[Exercise description] Copy out all the entries exactly.

____ Information supplied

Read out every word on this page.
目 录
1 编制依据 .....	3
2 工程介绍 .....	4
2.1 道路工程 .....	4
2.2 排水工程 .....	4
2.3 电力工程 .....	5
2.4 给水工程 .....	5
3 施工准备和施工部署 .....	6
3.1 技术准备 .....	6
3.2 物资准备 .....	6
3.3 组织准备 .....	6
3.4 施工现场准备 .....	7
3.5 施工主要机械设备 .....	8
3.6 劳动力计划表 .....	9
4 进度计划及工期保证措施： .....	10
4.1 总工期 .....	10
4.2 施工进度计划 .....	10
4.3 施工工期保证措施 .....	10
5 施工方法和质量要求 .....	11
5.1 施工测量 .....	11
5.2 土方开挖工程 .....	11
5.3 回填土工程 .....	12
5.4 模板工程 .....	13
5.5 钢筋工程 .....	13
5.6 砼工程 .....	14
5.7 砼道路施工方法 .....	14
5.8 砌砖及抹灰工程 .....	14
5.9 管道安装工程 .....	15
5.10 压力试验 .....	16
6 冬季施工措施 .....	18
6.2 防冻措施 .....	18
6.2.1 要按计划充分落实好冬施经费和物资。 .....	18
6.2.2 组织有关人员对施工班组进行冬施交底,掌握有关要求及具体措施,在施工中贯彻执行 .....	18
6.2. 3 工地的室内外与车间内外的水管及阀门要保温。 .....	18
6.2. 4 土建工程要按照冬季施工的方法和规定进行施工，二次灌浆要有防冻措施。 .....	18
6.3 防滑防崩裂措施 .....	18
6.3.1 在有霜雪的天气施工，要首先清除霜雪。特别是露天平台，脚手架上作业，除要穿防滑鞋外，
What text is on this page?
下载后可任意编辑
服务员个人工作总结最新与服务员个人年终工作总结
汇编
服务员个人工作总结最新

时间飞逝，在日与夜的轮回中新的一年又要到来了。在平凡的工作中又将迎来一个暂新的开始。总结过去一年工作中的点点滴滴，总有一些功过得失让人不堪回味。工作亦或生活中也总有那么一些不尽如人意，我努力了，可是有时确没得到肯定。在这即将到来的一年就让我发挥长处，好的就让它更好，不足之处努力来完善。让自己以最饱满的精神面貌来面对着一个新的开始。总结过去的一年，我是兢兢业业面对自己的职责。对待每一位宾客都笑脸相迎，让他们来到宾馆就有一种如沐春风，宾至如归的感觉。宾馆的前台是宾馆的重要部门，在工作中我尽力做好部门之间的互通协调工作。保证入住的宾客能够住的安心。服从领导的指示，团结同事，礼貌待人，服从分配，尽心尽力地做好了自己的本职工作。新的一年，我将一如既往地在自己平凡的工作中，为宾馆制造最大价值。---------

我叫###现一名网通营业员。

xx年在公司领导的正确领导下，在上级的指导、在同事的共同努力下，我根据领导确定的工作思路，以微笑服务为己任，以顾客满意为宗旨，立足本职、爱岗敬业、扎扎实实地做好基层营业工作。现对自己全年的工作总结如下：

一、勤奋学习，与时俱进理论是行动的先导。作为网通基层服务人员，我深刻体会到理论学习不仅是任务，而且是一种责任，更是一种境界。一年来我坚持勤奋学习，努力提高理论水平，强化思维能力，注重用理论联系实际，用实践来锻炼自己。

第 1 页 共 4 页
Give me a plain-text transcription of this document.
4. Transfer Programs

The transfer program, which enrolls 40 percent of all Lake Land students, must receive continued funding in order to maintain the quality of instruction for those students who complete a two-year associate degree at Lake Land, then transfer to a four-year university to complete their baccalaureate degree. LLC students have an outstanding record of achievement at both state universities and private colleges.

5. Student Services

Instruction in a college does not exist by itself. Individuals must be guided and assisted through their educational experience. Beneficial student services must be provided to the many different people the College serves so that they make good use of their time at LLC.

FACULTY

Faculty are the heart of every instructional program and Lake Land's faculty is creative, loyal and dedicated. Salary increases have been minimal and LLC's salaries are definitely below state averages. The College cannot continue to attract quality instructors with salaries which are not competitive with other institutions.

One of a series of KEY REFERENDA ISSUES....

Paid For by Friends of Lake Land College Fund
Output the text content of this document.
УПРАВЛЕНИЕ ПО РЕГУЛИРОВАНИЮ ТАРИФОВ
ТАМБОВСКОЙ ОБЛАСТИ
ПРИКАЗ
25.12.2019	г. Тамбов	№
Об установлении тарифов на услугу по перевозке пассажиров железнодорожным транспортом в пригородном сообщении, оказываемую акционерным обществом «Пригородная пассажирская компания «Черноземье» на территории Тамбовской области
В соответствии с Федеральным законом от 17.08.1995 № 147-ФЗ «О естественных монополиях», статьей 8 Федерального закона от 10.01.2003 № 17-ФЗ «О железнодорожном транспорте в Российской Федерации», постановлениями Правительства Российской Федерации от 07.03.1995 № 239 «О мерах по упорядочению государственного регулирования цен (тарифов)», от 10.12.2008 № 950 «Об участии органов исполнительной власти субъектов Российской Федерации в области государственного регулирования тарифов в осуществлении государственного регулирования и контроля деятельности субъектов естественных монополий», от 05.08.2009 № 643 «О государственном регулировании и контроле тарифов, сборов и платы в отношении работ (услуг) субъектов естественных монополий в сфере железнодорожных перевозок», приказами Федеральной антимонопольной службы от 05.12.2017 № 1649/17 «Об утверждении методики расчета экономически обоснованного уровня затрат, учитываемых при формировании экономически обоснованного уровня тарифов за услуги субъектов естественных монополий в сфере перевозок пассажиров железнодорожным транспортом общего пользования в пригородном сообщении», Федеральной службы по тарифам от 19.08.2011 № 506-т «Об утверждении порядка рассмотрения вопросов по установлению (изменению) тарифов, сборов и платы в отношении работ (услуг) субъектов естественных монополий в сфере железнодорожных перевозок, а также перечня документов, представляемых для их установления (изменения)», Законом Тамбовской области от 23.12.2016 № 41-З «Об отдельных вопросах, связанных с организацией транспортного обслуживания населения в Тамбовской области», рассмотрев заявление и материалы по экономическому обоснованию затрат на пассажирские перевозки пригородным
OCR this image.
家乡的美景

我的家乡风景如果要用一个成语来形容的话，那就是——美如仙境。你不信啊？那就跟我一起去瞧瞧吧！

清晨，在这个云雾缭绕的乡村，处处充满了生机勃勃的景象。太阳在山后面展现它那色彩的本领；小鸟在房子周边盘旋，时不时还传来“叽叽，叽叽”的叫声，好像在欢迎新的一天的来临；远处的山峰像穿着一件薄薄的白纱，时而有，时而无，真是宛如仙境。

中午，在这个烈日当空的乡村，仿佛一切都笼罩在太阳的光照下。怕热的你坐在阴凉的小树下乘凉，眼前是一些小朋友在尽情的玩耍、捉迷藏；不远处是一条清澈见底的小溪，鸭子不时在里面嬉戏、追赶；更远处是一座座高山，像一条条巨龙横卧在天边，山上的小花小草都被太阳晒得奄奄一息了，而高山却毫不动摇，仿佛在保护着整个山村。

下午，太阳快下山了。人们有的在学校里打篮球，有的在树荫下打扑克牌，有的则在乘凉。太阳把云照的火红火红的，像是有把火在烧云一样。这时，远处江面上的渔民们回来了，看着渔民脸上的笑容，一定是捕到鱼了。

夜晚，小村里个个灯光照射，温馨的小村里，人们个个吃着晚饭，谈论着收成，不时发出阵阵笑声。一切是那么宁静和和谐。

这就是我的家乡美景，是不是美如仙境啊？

________

[Written reply]
Read out every word on this page.
目 录
1 编制依据 .....	3
2 工程介绍 .....	4
2.1 道路工程 .....	4
2.2 排水工程 .....	4
2.3 电力工程 .....	5
2.4 给水工程 .....	5
3 施工准备和施工部署 .....	6
3.1 技术准备 .....	6
3.2 物资准备 .....	6
3.3 组织准备 .....	6
3.4 施工现场准备 .....	7
3.5 施工主要机械设备 .....	8
3.6 劳动力计划表 .....	9
4 进度计划及工期保证措施： .....	10
4.1 总工期 .....	10
4.2 施工进度计划 .....	10
4.3 施工工期保证措施 .....	10
5 施工方法和质量要求 .....	11
5.1 施工测量 .....	11
5.2 土方开挖工程 .....	11
5.3 回填土工程 .....	12
5.4 模板工程 .....	13
5.5 钢筋工程 .....	13
5.6 砼工程 .....	14
5.7 砼道路施工方法 .....	14
5.8 砌砖及抹灰工程 .....	14
5.9 管道安装工程 .....	15
5.10 压力试验 .....	16
6 冬季施工措施 .....	18
6.2 防冻措施 .....	18
6.2.1 要按计划充分落实好冬施经费和物资。 .....	18
6.2.2 组织有关人员对施工班组进行冬施交底,掌握有关要求及具体措施,在施工中贯彻执行 .....	18
6.2. 3 工地的室内外与车间内外的水管及阀门要保温。 .....	18
6.2. 4 土建工程要按照冬季施工的方法和规定进行施工，二次灌浆要有防冻措施。 .....	18
6.3 防滑防崩裂措施 .....	18
6.3.1 在有霜雪的天气施工，要首先清除霜雪。特别是露天平台，脚手架上作业，除要穿防滑鞋外，
What text is on this page?
下载后可任意编辑
服务员个人工作总结最新与服务员个人年终工作总结
汇编
服务员个人工作总结最新

时间飞逝，在日与夜的轮回中新的一年又要到来了。在平凡的工作中又将迎来一个暂新的开始。总结过去一年工作中的点点滴滴，总有一些功过得失让人不堪回味。工作亦或生活中也总有那么一些不尽如人意，我努力了，可是有时确没得到肯定。在这即将到来的一年就让我发挥长处，好的就让它更好，不足之处努力来完善。让自己以最饱满的精神面貌来面对着一个新的开始。总结过去的一年，我是兢兢业业面对自己的职责。对待每一位宾客都笑脸相迎，让他们来到宾馆就有一种如沐春风，宾至如归的感觉。宾馆的前台是宾馆的重要部门，在工作中我尽力做好部门之间的互通协调工作。保证入住的宾客能够住的安心。服从领导的指示，团结同事，礼貌待人，服从分配，尽心尽力地做好了自己的本职工作。新的一年，我将一如既往地在自己平凡的工作中，为宾馆制造最大价值。---------

我叫###现一名网通营业员。

xx年在公司领导的正确领导下，在上级的指导、在同事的共同努力下，我根据领导确定的工作思路，以微笑服务为己任，以顾客满意为宗旨，立足本职、爱岗敬业、扎扎实实地做好基层营业工作。现对自己全年的工作总结如下：

一、勤奋学习，与时俱进理论是行动的先导。作为网通基层服务人员，我深刻体会到理论学习不仅是任务，而且是一种责任，更是一种境界。一年来我坚持勤奋学习，努力提高理论水平，强化思维能力，注重用理论联系实际，用实践来锻炼自己。

第 1 页 共 4 页
Give me a plain-text transcription of this document.
4. Transfer Programs

The transfer program, which enrolls 40 percent of all Lake Land students, must receive continued funding in order to maintain the quality of instruction for those students who complete a two-year associate degree at Lake Land, then transfer to a four-year university to complete their baccalaureate degree. LLC students have an outstanding record of achievement at both state universities and private colleges.

5. Student Services

Instruction in a college does not exist by itself. Individuals must be guided and assisted through their educational experience. Beneficial student services must be provided to the many different people the College serves so that they make good use of their time at LLC.

FACULTY

Faculty are the heart of every instructional program and Lake Land's faculty is creative, loyal and dedicated. Salary increases have been minimal and LLC's salaries are definitely below state averages. The College cannot continue to attract quality instructors with salaries which are not competitive with other institutions.

One of a series of KEY REFERENDA ISSUES....

Paid For by Friends of Lake Land College Fund
Output the text content of this document.
УПРАВЛЕНИЕ ПО РЕГУЛИРОВАНИЮ ТАРИФОВ
ТАМБОВСКОЙ ОБЛАСТИ
ПРИКАЗ
25.12.2019	г. Тамбов	№
Об установлении тарифов на услугу по перевозке пассажиров железнодорожным транспортом в пригородном сообщении, оказываемую акционерным обществом «Пригородная пассажирская компания «Черноземье» на территории Тамбовской области
В соответствии с Федеральным законом от 17.08.1995 № 147-ФЗ «О естественных монополиях», статьей 8 Федерального закона от 10.01.2003 № 17-ФЗ «О железнодорожном транспорте в Российской Федерации», постановлениями Правительства Российской Федерации от 07.03.1995 № 239 «О мерах по упорядочению государственного регулирования цен (тарифов)», от 10.12.2008 № 950 «Об участии органов исполнительной власти субъектов Российской Федерации в области государственного регулирования тарифов в осуществлении государственного регулирования и контроля деятельности субъектов естественных монополий», от 05.08.2009 № 643 «О государственном регулировании и контроле тарифов, сборов и платы в отношении работ (услуг) субъектов естественных монополий в сфере железнодорожных перевозок», приказами Федеральной антимонопольной службы от 05.12.2017 № 1649/17 «Об утверждении методики расчета экономически обоснованного уровня затрат, учитываемых при формировании экономически обоснованного уровня тарифов за услуги субъектов естественных монополий в сфере перевозок пассажиров железнодорожным транспортом общего пользования в пригородном сообщении», Федеральной службы по тарифам от 19.08.2011 № 506-т «Об утверждении порядка рассмотрения вопросов по установлению (изменению) тарифов, сборов и платы в отношении работ (услуг) субъектов естественных монополий в сфере железнодорожных перевозок, а также перечня документов, представляемых для их установления (изменения)», Законом Тамбовской области от 23.12.2016 № 41-З «Об отдельных вопросах, связанных с организацией транспортного обслуживания населения в Тамбовской области», рассмотрев заявление и материалы по экономическому обоснованию затрат на пассажирские перевозки пригородным
OCR this image.
家乡的美景

我的家乡风景如果要用一个成语来形容的话，那就是——美如仙境。你不信啊？那就跟我一起去瞧瞧吧！

清晨，在这个云雾缭绕的乡村，处处充满了生机勃勃的景象。太阳在山后面展现它那色彩的本领；小鸟在房子周边盘旋，时不时还传来“叽叽，叽叽”的叫声，好像在欢迎新的一天的来临；远处的山峰像穿着一件薄薄的白纱，时而有，时而无，真是宛如仙境。

中午，在这个烈日当空的乡村，仿佛一切都笼罩在太阳的光照下。怕热的你坐在阴凉的小树下乘凉，眼前是一些小朋友在尽情的玩耍、捉迷藏；不远处是一条清澈见底的小溪，鸭子不时在里面嬉戏、追赶；更远处是一座座高山，像一条条巨龙横卧在天边，山上的小花小草都被太阳晒得奄奄一息了，而高山却毫不动摇，仿佛在保护着整个山村。

下午，太阳快下山了。人们有的在学校里打篮球，有的在树荫下打扑克牌，有的则在乘凉。太阳把云照的火红火红的，像是有把火在烧云一样。这时，远处江面上的渔民们回来了，看着渔民脸上的笑容，一定是捕到鱼了。

夜晚，小村里个个灯光照射，温馨的小村里，人们个个吃着晚饭，谈论着收成，不时发出阵阵笑声。一切是那么宁静和和谐。

这就是我的家乡美景，是不是美如仙境啊？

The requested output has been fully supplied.